#### Passage to read:
########

# Prong Collar or Easy Walk Harness



## JohnnyG

We have a new Vizsla pup named Remy, short for Remington. He's coming up on 6 months and we picked him up at 9 weeks old. We have him crate trained. He knows basic commands well and we just completed a 6 week obedience course that promotes treats to shape behavior. The course was OK, but not great. Still have issues with: over excitement when guest arrive, jumping up to greet guests, tinkling on guests shoes, paws on counters/table, and pulling on leash. The latter is what I would like some thoughts on. He now weighs 40 pounds and is getting difficult to walk when the pulling starts. I have a close friend that has 3 Labs and has had excellent results with the prong collar. I don't know anyone who has used the Easy Walk Harness made by Premier. My wife is in the camp that thinks the prong collar is inhumane and wants the harness. I simply want results. I stumbled onto this resource (below) and it made sense and does not harm the dog. I also think that when I use treats constantly I don't feel the dog is obeying ME, he's simply doing it for the treat, and I shouldn't have to take a bag of treats with me whenever we go for a walk. I look forward to everyones thoughts on this topic.

http://www.johnknowsdogs.com/prong-collar-use.htm

Thanks,
John


----------



## Mercutio

I should start by saying I don’t know everything about dog training, I am still learning and most of what I say is what my trainers / books have told me that has worked for Mercutio and I. 

I think there is a misconception about treat-training that you will always need to have your pockets full of dog treats, this was certainly my mis-conception until I started clicker training. What actually happens is that you use the treat to introduce the concept to your dog but he only gets rewarded after he does the behaviour – you don’t use the treat to lure him into position after the first one or two attempts. Then as he understands what you are asking you ‘fade out’ the food. Studies have shown that intermittent rewarding actually cements the behaviour into a dog’s mind more than continual reward anyway. So after a little while you only use the food reward every now and then. Mercutio is treat trained but he certainly doesn’t get a bit of food every time I ask him to sit or go to his blanket. However I will probably always carry my treats with me on walks because you never know when a training opportunity will crop up. If a cat pops up in front of his nose when I’ve asked him to stay (as happened last week) I certainly think he deserves more of a reward for holding the stay than a ‘nice doggy’ and a pat on the head.

########

#### Instruction 1:
In the forum thread, how old was Remy when his owners picked him up?
#### Instruction 2:
List every issue that the first poster in the forum thread says Remy still has after the obedience course.
#### Instruction 3:
Copy out the forum thread from "I should start" to "Mercutio and I.".

#### Supplied information:
########

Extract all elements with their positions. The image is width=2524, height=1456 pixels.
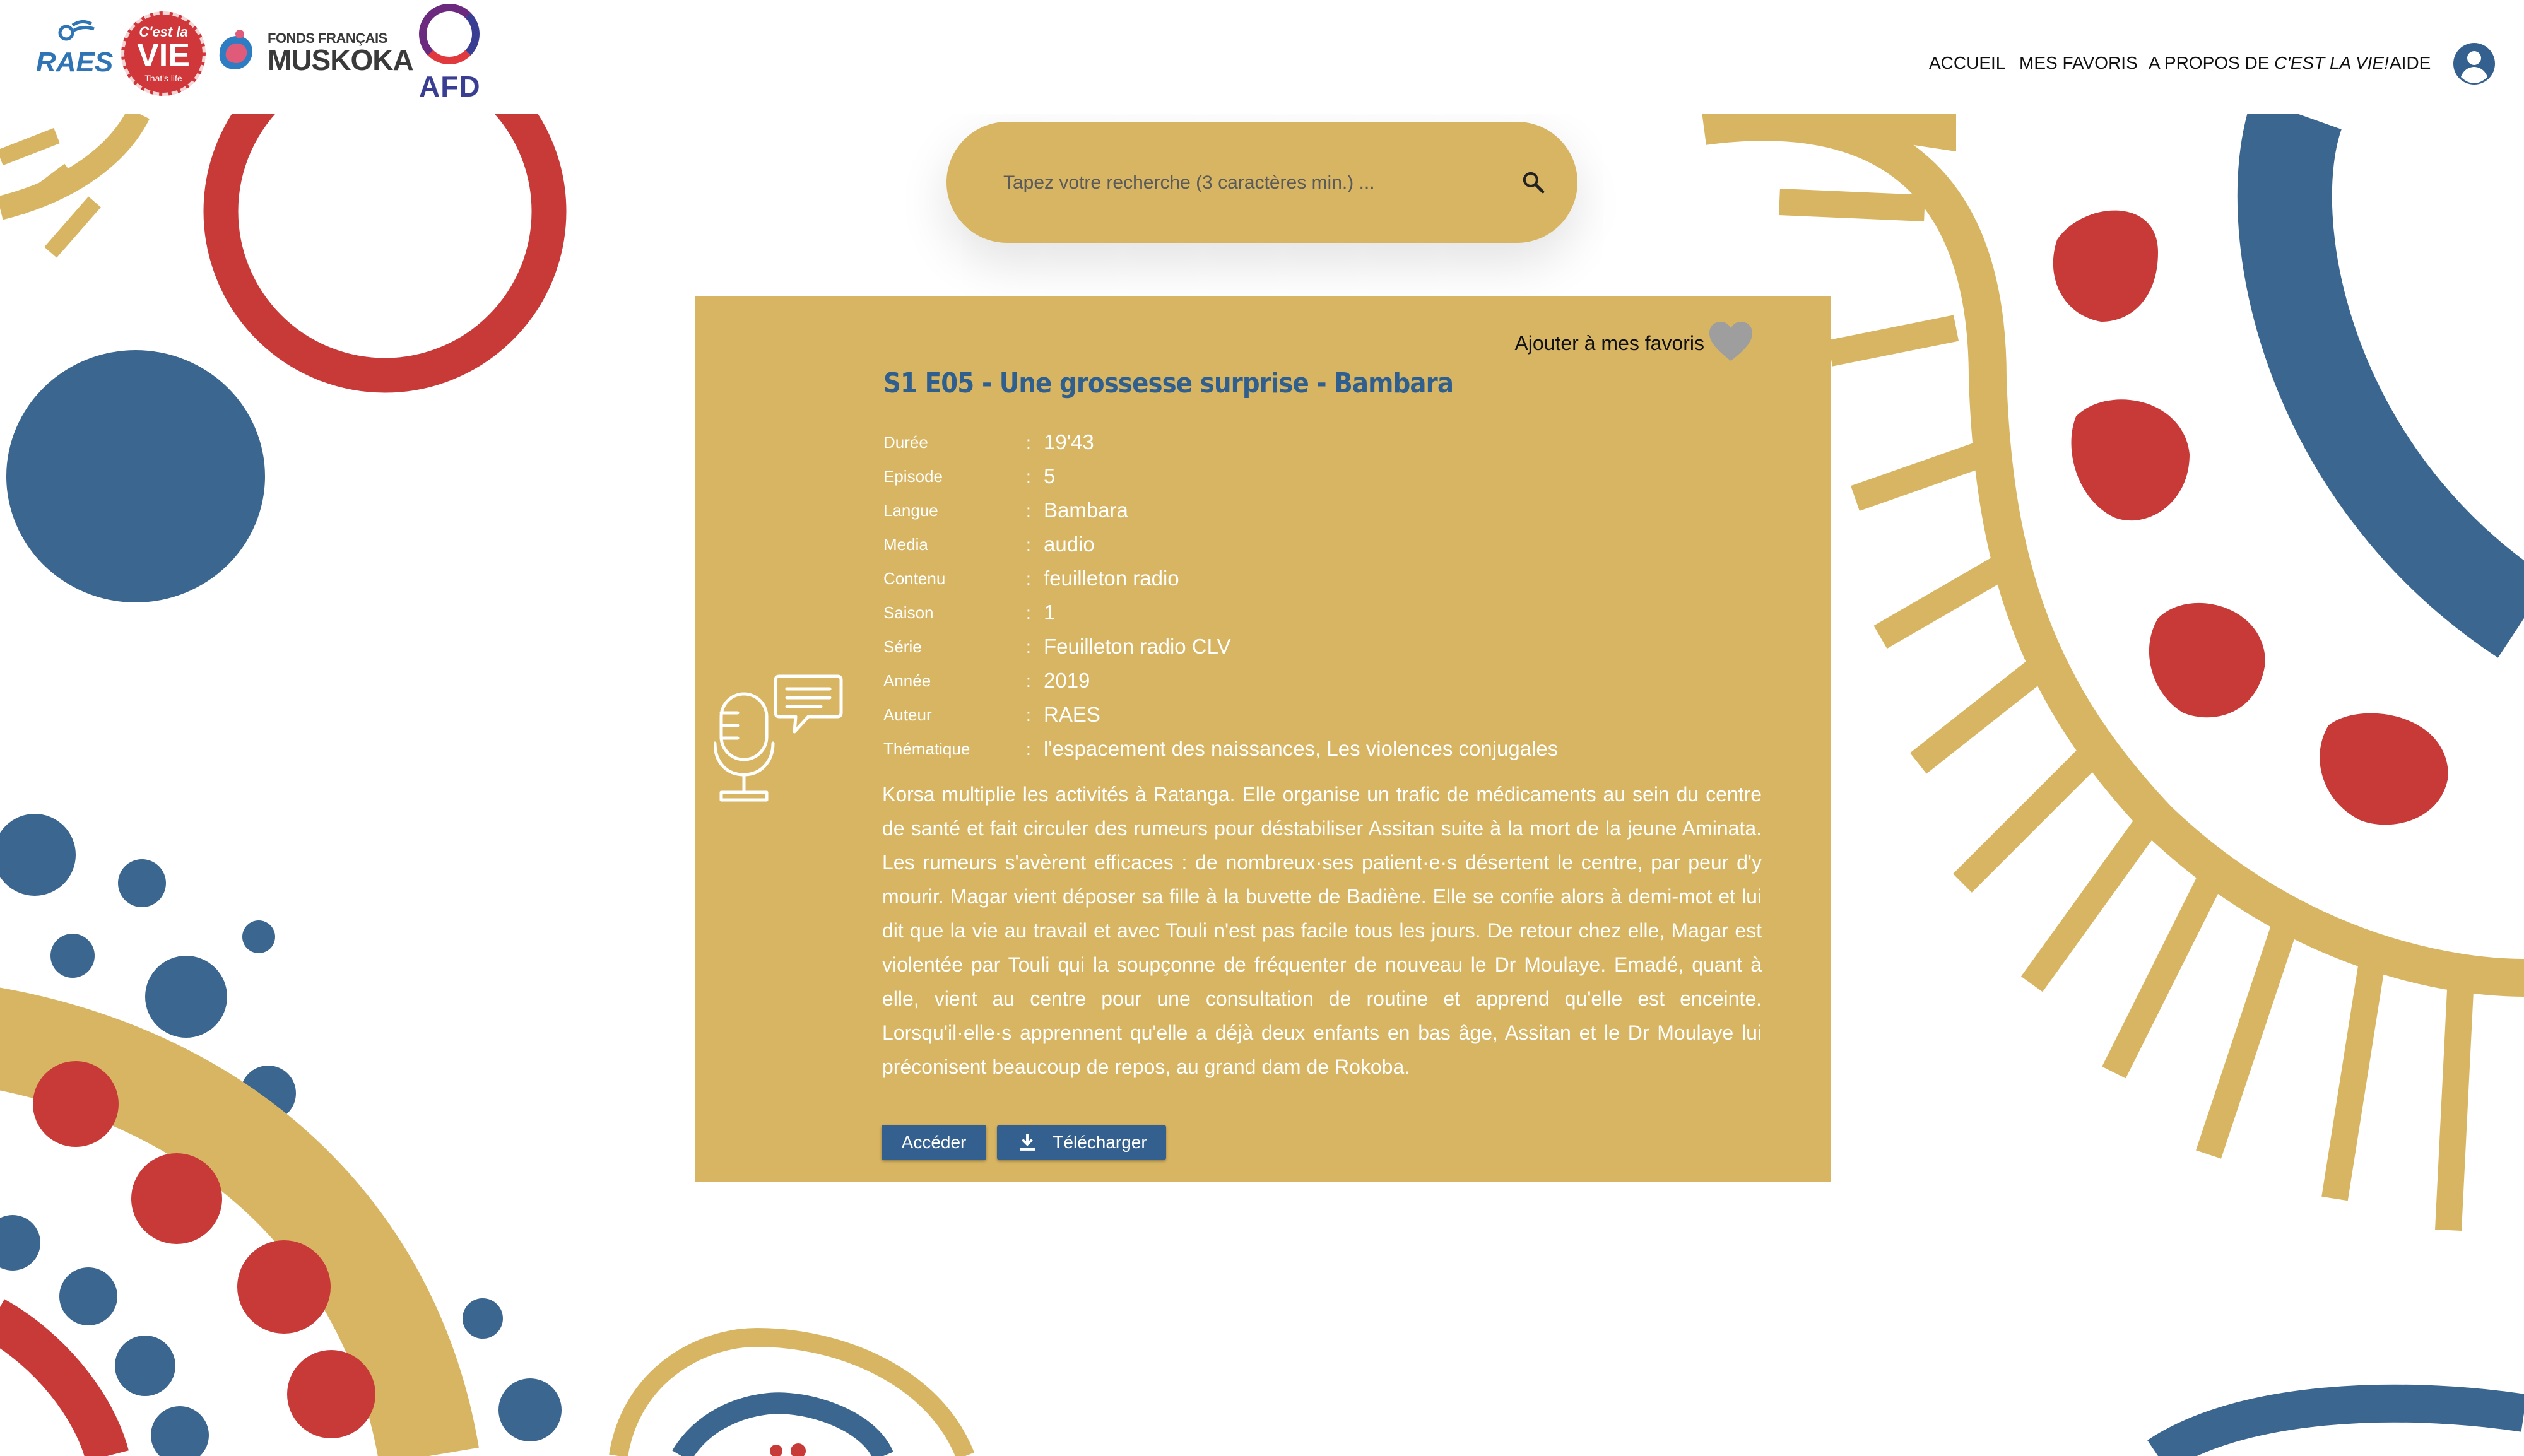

########

#### Expected answer 1:
9 weeks old.

#### Expected answer 2:
- Over excitement when guests arrive
- Jumping up to greet guests
- Tinkling on guests' shoes
- Paws on counters/table
- Pulling on leash

#### Expected answer 3:
I should start by saying I don’t know everything about dog training, I am still learning and most of what I say is what my trainers / books have told me that has worked for Mercutio and I.